— PROVIDED PASSAGE —
------------------------------------------------------------

"Infinite" loop stops silently after 328 iterations

The following program reads a number from input and prints it back.

(program entry point)
  (read-numbers)
  Finished up!
  
(read-numbers)
  *(repeat forever)
  Getting input... (line)
  (get input $Number)
  Got input! (line)
  {
    ($Number = [])
  (or)
    Got number $Number (line)
    (fail)
  }

if I feed this many numbers (by e.g. piping seq 1 100000 && echo "" to my Z-machine interpreter) it runs through all of the input and then prints the termination message.

Now if I try to expand this into a recursive call instead, like so:

(read-numbers)
  Getting input... (line)
  (get input $Number)
  Got input! (line)
  {
    ($Number = [])
  (or)
    Got number $Number (line)
    (read-numbers)
  }

it only runs for 328 iterations, and then just stops. At first I thought the 329th $Number for some reason unified with the empty input, but that doesn’t seem to be the case either, because the terminating message is never printed. So it’s more like the (get-input $) query fails after so many iterations.

------------------------------------------------------------

— ENTRIES SUPPLIED —
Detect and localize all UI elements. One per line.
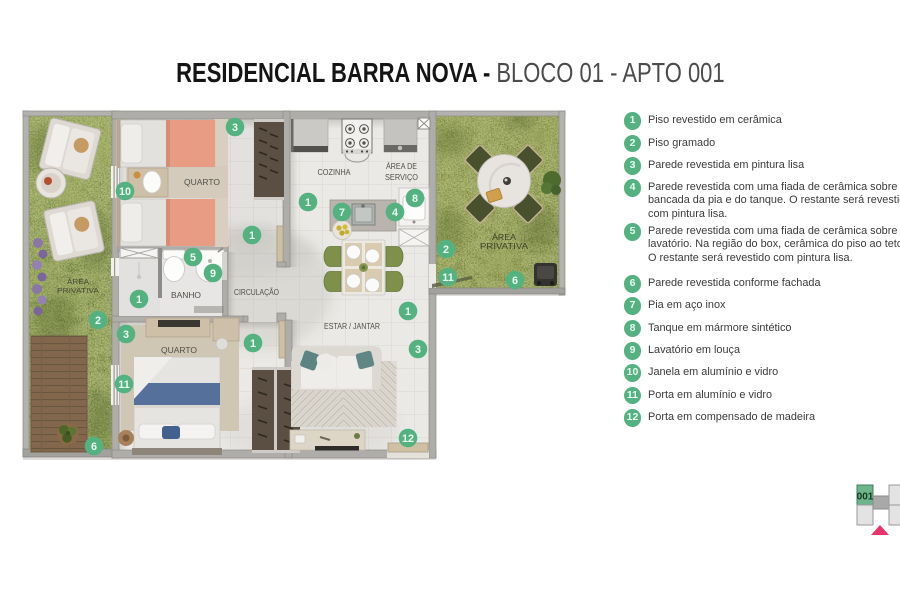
svg-text:ÁREA: ÁREA	[492, 233, 517, 242]
svg-text:CIRCULAÇÃO: CIRCULAÇÃO	[234, 287, 279, 297]
svg-text:4: 4	[392, 207, 398, 219]
svg-text:5: 5	[190, 252, 196, 264]
svg-text:001: 001	[857, 492, 874, 503]
svg-text:6: 6	[91, 441, 97, 453]
svg-text:3: 3	[232, 122, 238, 134]
svg-text:ÁREA DE: ÁREA DE	[386, 161, 417, 171]
svg-text:1: 1	[136, 294, 142, 306]
svg-text:12: 12	[402, 433, 414, 445]
svg-text:QUARTO: QUARTO	[161, 345, 197, 355]
svg-text:ESTAR / JANTAR: ESTAR / JANTAR	[324, 321, 380, 331]
svg-text:10: 10	[119, 186, 131, 198]
svg-text:QUARTO: QUARTO	[184, 177, 220, 187]
svg-text:11: 11	[442, 272, 453, 284]
svg-text:6: 6	[512, 275, 518, 287]
svg-text:2: 2	[95, 315, 101, 327]
svg-text:11: 11	[118, 379, 129, 391]
svg-text:PRIVATIVA: PRIVATIVA	[480, 242, 529, 251]
svg-text:3: 3	[123, 329, 129, 341]
svg-text:BANHO: BANHO	[171, 290, 201, 300]
svg-text:COZINHA: COZINHA	[318, 167, 351, 177]
svg-text:1: 1	[249, 230, 255, 242]
svg-text:7: 7	[339, 207, 345, 219]
svg-text:3: 3	[415, 344, 421, 356]
svg-text:1: 1	[405, 306, 411, 318]
svg-text:1: 1	[250, 338, 256, 350]
svg-text:PRIVATIVA: PRIVATIVA	[57, 286, 100, 295]
svg-text:1: 1	[305, 197, 311, 209]
svg-text:9: 9	[210, 268, 216, 280]
svg-text:8: 8	[412, 193, 418, 205]
svg-text:SERVIÇO: SERVIÇO	[385, 172, 418, 182]
svg-text:2: 2	[443, 244, 449, 256]
svg-text:ÁREA: ÁREA	[67, 277, 90, 286]
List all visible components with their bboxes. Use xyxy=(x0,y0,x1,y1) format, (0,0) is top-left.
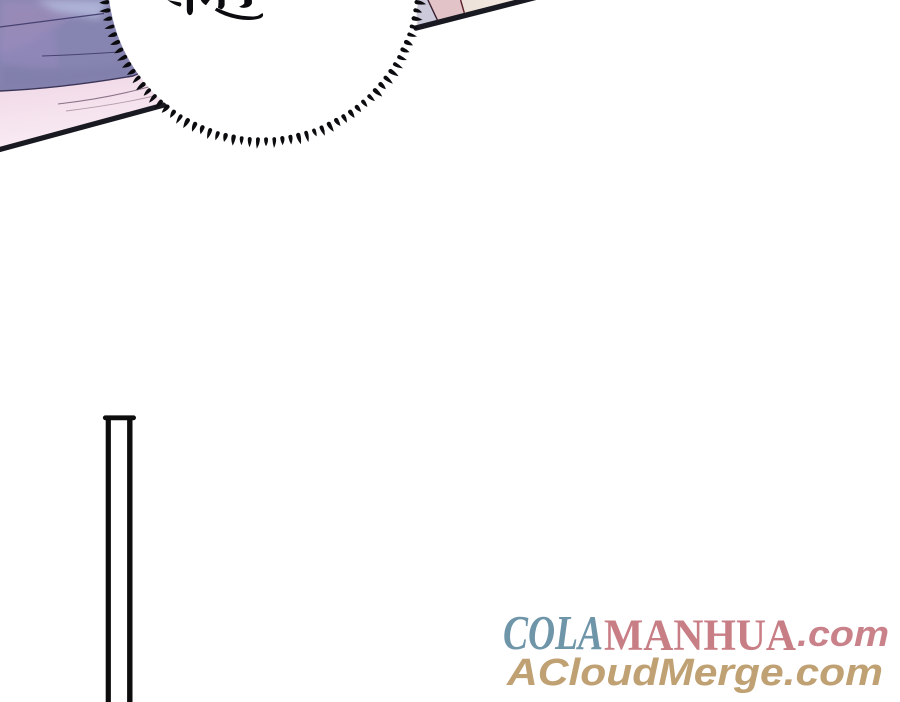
svg-text:ACloudMerge.com: ACloudMerge.com xyxy=(506,652,883,694)
svg-text:.com: .com xyxy=(797,613,889,654)
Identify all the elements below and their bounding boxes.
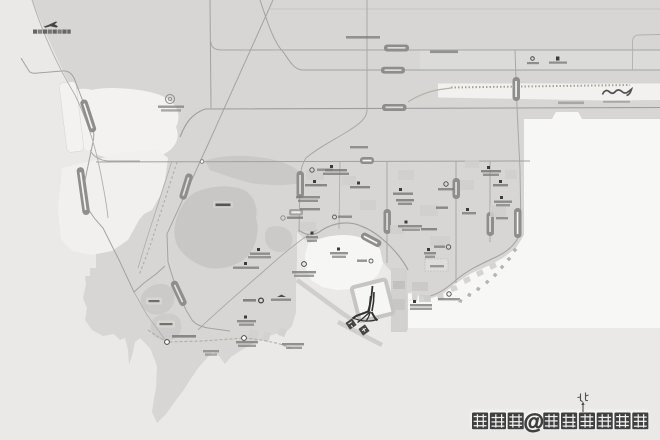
svg-text:@: @ (524, 411, 544, 434)
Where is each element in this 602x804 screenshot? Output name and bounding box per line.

------------------------------------------------------------

— WRITTEN TASKS —
• a. From the post about the "infinite" loop, extract the passage that begins at the words "if I feed this" and stops after "the termination message.".
• b. According to the post about the "infinite" loop, how many iterations does the recursive version run before it stops?

— SOLUTION SET —
• a.
if I feed this many numbers (by e.g. piping seq 1 100000 && echo "" to my Z-machine interpreter) it runs through all of the input and then prints the termination message.

• b. 328 iterations.